[Data extracted from a collection]

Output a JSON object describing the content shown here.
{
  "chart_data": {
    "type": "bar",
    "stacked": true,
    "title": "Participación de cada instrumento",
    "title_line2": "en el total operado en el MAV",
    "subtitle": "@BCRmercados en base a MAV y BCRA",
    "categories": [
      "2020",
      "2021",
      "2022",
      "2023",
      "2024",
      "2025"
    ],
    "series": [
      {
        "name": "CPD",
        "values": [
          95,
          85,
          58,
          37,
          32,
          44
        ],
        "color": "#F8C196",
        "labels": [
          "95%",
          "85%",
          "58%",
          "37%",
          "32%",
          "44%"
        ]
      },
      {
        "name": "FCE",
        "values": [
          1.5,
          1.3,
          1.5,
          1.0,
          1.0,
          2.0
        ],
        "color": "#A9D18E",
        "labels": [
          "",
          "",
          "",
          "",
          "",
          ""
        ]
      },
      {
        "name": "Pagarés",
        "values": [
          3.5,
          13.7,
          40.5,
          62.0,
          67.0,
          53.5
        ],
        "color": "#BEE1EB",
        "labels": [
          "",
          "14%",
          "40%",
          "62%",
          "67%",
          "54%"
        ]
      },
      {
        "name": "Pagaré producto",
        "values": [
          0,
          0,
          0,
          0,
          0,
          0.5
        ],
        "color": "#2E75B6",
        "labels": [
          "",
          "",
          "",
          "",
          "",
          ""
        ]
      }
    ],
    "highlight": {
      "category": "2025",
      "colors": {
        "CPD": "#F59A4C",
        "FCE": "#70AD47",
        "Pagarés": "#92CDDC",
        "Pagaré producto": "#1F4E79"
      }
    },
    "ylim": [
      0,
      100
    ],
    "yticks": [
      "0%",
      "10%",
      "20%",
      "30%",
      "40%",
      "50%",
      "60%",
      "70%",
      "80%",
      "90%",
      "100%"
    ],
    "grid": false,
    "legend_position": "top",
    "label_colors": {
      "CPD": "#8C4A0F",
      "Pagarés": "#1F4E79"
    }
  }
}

→ Task requirements
Every entry in the listing must be retyped exactly.

→ Task output
Output a JSON object describing the content shown here.
{
  "chart_data": {
    "type": "bar",
    "stacked": true,
    "title": "Participación de cada instrumento",
    "title_line2": "en el total operado en el MAV",
    "subtitle": "@BCRmercados en base a MAV y BCRA",
    "categories": [
      "2020",
      "2021",
      "2022",
      "2023",
      "2024",
      "2025"
    ],
    "series": [
      {
        "name": "CPD",
        "values": [
          95,
          85,
          58,
          37,
          32,
          44
        ],
        "color": "#F8C196",
        "labels": [
          "95%",
          "85%",
          "58%",
          "37%",
          "32%",
          "44%"
        ]
      },
      {
        "name": "FCE",
        "values": [
          1.5,
          1.3,
          1.5,
          1.0,
          1.0,
          2.0
        ],
        "color": "#A9D18E",
        "labels": [
          "",
          "",
          "",
          "",
          "",
          ""
        ]
      },
      {
        "name": "Pagarés",
        "values": [
          3.5,
          13.7,
          40.5,
          62.0,
          67.0,
          53.5
        ],
        "color": "#BEE1EB",
        "labels": [
          "",
          "14%",
          "40%",
          "62%",
          "67%",
          "54%"
        ]
      },
      {
        "name": "Pagaré producto",
        "values": [
          0,
          0,
          0,
          0,
          0,
          0.5
        ],
        "color": "#2E75B6",
        "labels": [
          "",
          "",
          "",
          "",
          "",
          ""
        ]
      }
    ],
    "highlight": {
      "category": "2025",
      "colors": {
        "CPD": "#F59A4C",
        "FCE": "#70AD47",
        "Pagarés": "#92CDDC",
        "Pagaré producto": "#1F4E79"
      }
    },
    "ylim": [
      0,
      100
    ],
    "yticks": [
      "0%",
      "10%",
      "20%",
      "30%",
      "40%",
      "50%",
      "60%",
      "70%",
      "80%",
      "90%",
      "100%"
    ],
    "grid": false,
    "legend_position": "top",
    "label_colors": {
      "CPD": "#8C4A0F",
      "Pagarés": "#1F4E79"
    }
  }
}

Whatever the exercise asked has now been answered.